** BEGIN Entries shown **

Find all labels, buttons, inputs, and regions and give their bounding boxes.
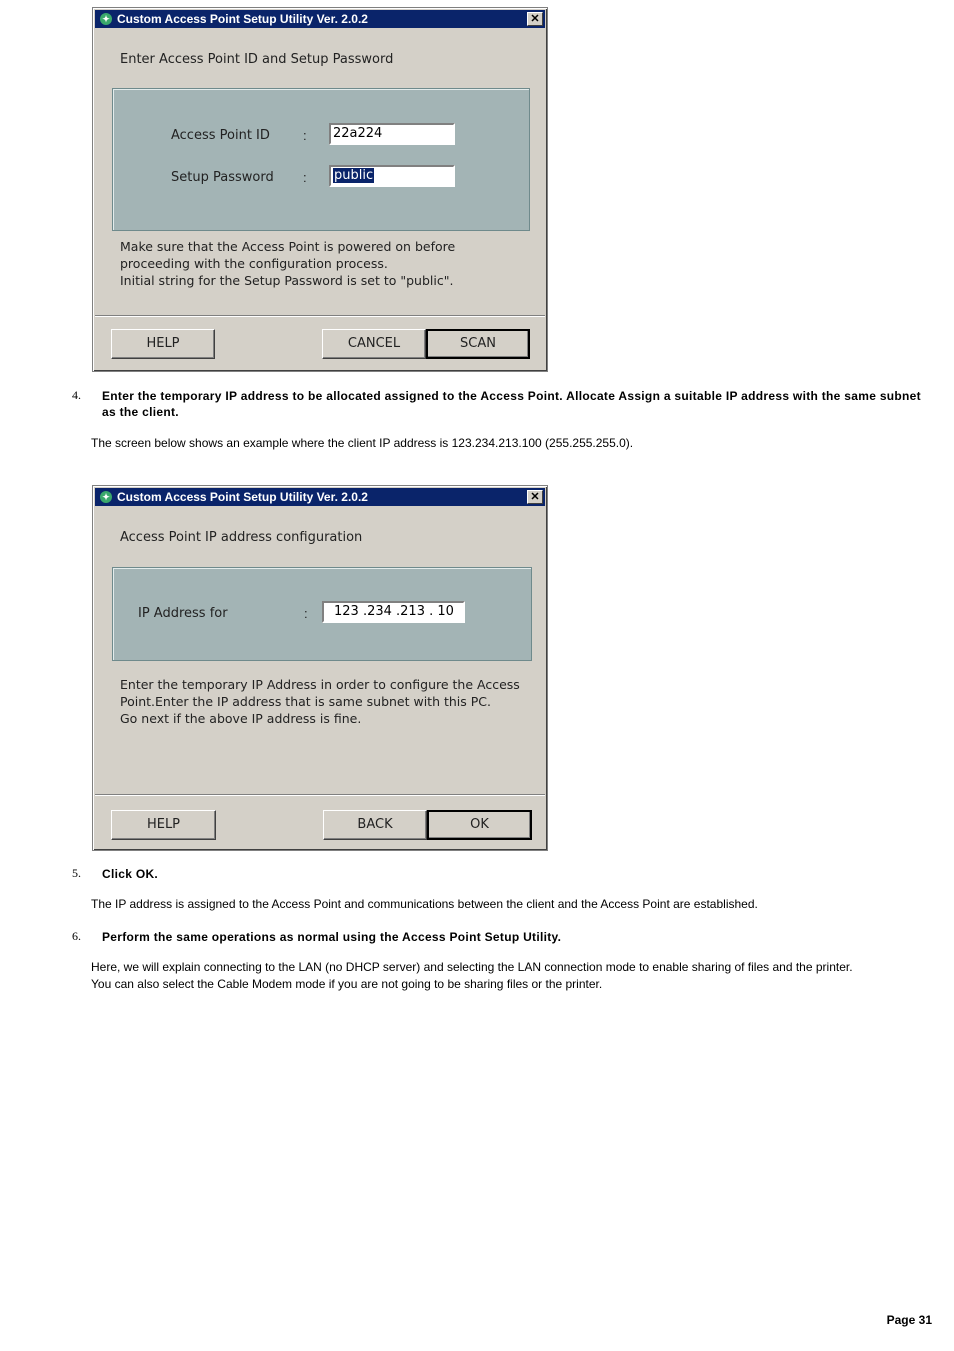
page-number: Page 31 — [886, 1313, 932, 1327]
scan-button[interactable]: SCAN — [426, 329, 530, 359]
field-colon: : — [304, 606, 308, 621]
setup-password-label: Setup Password — [171, 170, 274, 185]
close-icon[interactable]: ✕ — [527, 12, 543, 26]
back-button[interactable]: BACK — [323, 810, 427, 840]
setup-password-dialog — [92, 7, 548, 372]
step-number: 5. — [72, 866, 81, 880]
app-icon: ✦ — [100, 13, 112, 25]
field-colon: : — [303, 128, 307, 143]
dialog-title: Custom Access Point Setup Utility Ver. 2.0.2 — [117, 12, 368, 26]
help-button[interactable]: HELP — [111, 329, 215, 359]
step-number: 6. — [72, 929, 81, 943]
dialog-heading: Enter Access Point ID and Setup Password — [120, 52, 394, 67]
app-icon: ✦ — [100, 491, 112, 503]
step-4-text: Enter the temporary IP address to be allocated assigned to the Access Point. Allocate Assign a suitable IP address with the same subnet as the client. — [102, 389, 921, 419]
credentials-panel — [112, 88, 530, 231]
ip-address-dialog — [92, 485, 548, 851]
access-point-id-input[interactable]: 22a224 — [329, 123, 455, 145]
button-divider — [95, 794, 545, 796]
step-6-text: Perform the same operations as normal using the Access Point Setup Utility. — [102, 930, 562, 944]
dialog-description: Enter the temporary IP Address in order to configure the Access Point.Enter the IP address that is same subnet with this PC. Go next if the above IP address is fine. — [120, 677, 520, 726]
step-5-note: The IP address is assigned to the Access Point and communications between the client and the Access Point are established. — [91, 897, 758, 911]
setup-password-input[interactable] — [329, 165, 455, 187]
step-4-note: The screen below shows an example where the client IP address is 123.234.213.100 (255.255.255.0). — [91, 436, 634, 450]
access-point-id-label: Access Point ID — [171, 128, 270, 143]
step-6-note: Here, we will explain connecting to the LAN (no DHCP server) and selecting the LAN connection mode to enable sharing of files and the printer. You can also select the Cable Modem mode if you are not going to be sharing files or the printer. — [91, 960, 853, 991]
dialog-description: Make sure that the Access Point is powered on before proceeding with the configuration process. Initial string for the Setup Password is set to "public". — [120, 239, 456, 288]
cancel-button[interactable]: CANCEL — [322, 329, 426, 359]
selected-text: public — [334, 168, 374, 183]
ip-panel — [112, 567, 532, 661]
dialog-heading: Access Point IP address configuration — [120, 530, 363, 545]
ip-address-label: IP Address for — [138, 606, 228, 621]
ip-address-input[interactable]: 123 .234 .213 . 10 — [322, 601, 465, 623]
close-icon[interactable]: ✕ — [527, 490, 543, 504]
ok-button[interactable]: OK — [427, 810, 532, 840]
field-colon: : — [303, 170, 307, 185]
button-divider — [95, 315, 545, 317]
help-button[interactable]: HELP — [111, 810, 216, 840]
dialog-titlebar — [95, 488, 545, 506]
step-5-text: Click OK. — [102, 867, 159, 881]
step-number: 4. — [72, 388, 81, 402]
dialog-title: Custom Access Point Setup Utility Ver. 2.0.2 — [117, 490, 368, 504]
dialog-titlebar — [95, 10, 545, 28]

** END Entries shown **

Work to complete | Repeat the stretch of the listing from the line containing "page-number: Page 31 — [886, 1313, 932, 1327]" through the line containing "setup-password-dialog — [92, 7, 548, 372]", with both of those lines included.

Exercise output |
page-number: Page 31 — [886, 1313, 932, 1327]
scan-button[interactable]: SCAN — [426, 329, 530, 359]
field-colon: : — [304, 606, 308, 621]
setup-password-label: Setup Password — [171, 170, 274, 185]
close-icon[interactable]: ✕ — [527, 12, 543, 26]
back-button[interactable]: BACK — [323, 810, 427, 840]
setup-password-dialog — [92, 7, 548, 372]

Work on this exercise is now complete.